— begin GIVEN RECORDS —

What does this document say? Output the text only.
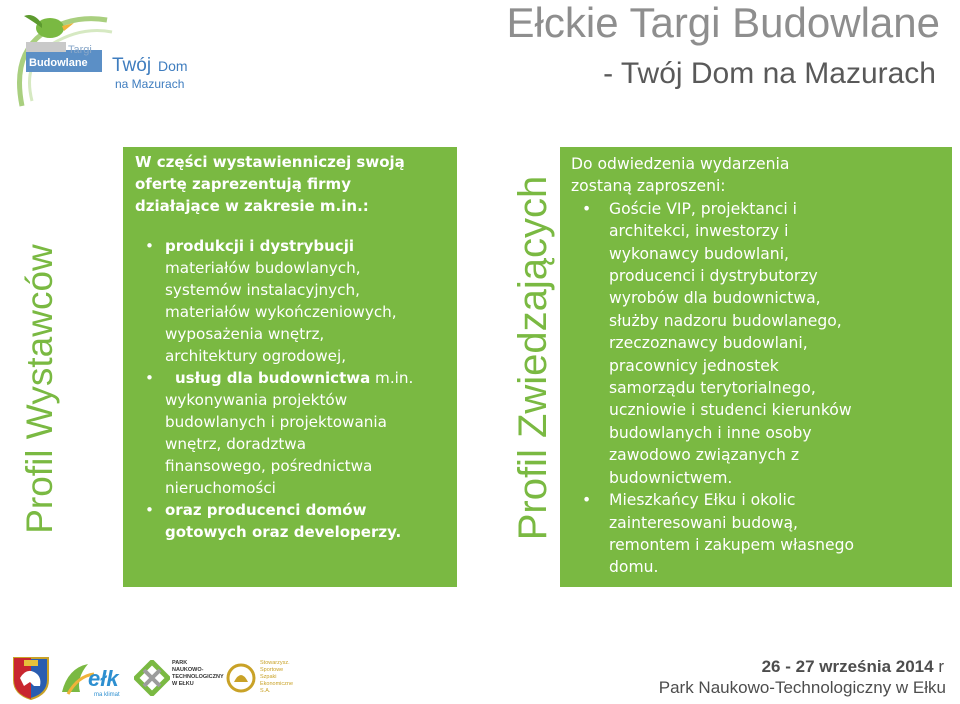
Targi
Budowlane Twój Dom
na Mazurach
Ełckie Targi Budowlane
- Twój Dom na Mazurach
Profil Wystawców	Profil Zwiedzających
W części wystawienniczej swoją
ofertę zaprezentują firmy
działające w zakresie m.in.:
• produkcji i dystrybucji
materiałów budowlanych,
systemów instalacyjnych,
materiałów wykończeniowych,
wyposażenia wnętrz,
architektury ogrodowej,
• usług dla budownictwa m.in.
wykonywania projektów
budowlanych i projektowania
wnętrz, doradztwa
finansowego, pośrednictwa
nieruchomości
• oraz producenci domów
gotowych oraz developerzy.
Do odwiedzenia wydarzenia
zostaną zaproszeni:
• Goście VIP, projektanci i
architekci, inwestorzy i
wykonawcy budowlani,
producenci i dystrybutorzy
wyrobów dla budownictwa,
służby nadzoru budowlanego,
rzeczoznawcy budowlani,
pracownicy jednostek
samorządu terytorialnego,
uczniowie i studenci kierunków
budowlanych i inne osoby
zawodowo związanych z
budownictwem.
• Mieszkańcy Ełku i okolic
zainteresowani budową,
remontem i zakupem własnego
domu.
ełk
ma klimat
PARK
NAUKOWO-
TECHNOLOGICZNY
W EŁKU
Stowarzysz.
Sportowe
Szpaki
Ekonomiczne
S.A.
26 - 27 września 2014 r
Park Naukowo-Technologiczny w Ełku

— end GIVEN RECORDS —

* _EXERCISE TASK_:
Write out every line from the entries where "budowlani" appears.

* _SOLUTION_:
wykonawcy budowlani,
rzeczoznawcy budowlani,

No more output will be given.